BEGIN RECORDS PROVIDED

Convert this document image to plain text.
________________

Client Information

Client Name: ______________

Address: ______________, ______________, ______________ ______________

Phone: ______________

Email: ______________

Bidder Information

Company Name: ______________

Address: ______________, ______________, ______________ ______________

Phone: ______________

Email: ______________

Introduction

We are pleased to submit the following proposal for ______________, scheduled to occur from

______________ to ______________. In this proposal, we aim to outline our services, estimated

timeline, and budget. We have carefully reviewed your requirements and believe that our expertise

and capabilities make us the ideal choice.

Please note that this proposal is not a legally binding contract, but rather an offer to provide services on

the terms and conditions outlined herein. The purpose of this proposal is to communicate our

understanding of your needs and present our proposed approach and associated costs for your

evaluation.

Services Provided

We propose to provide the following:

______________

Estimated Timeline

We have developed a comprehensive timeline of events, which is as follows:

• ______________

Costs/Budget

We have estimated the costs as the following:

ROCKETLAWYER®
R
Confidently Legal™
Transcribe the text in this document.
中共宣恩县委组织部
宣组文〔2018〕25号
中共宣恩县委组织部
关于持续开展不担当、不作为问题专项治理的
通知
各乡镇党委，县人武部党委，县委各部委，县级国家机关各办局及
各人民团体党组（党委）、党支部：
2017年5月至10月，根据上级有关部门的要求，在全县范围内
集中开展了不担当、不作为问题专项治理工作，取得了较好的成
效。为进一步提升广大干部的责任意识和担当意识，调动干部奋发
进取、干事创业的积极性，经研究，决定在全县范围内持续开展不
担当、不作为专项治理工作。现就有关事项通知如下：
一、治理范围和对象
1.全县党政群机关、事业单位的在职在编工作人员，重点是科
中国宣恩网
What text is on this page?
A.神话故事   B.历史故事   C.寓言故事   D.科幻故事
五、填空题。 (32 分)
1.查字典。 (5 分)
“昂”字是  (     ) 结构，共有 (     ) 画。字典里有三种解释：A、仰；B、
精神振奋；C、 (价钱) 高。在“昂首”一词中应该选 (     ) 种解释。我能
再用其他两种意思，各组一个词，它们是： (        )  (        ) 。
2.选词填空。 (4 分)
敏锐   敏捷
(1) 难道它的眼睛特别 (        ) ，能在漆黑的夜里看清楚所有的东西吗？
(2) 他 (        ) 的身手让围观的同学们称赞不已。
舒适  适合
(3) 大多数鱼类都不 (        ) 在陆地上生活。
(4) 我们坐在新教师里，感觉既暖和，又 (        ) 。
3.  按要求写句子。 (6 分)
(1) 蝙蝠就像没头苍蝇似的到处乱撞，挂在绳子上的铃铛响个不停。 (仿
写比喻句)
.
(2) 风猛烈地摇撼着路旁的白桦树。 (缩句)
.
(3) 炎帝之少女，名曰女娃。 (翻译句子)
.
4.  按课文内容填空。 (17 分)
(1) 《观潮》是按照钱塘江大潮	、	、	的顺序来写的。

END RECORDS PROVIDED

### WHAT YOU SHOULD DO
Of the lines in the material, how many hold the word "your"? Reply with the number only.

### WRITTEN SOLUTION
2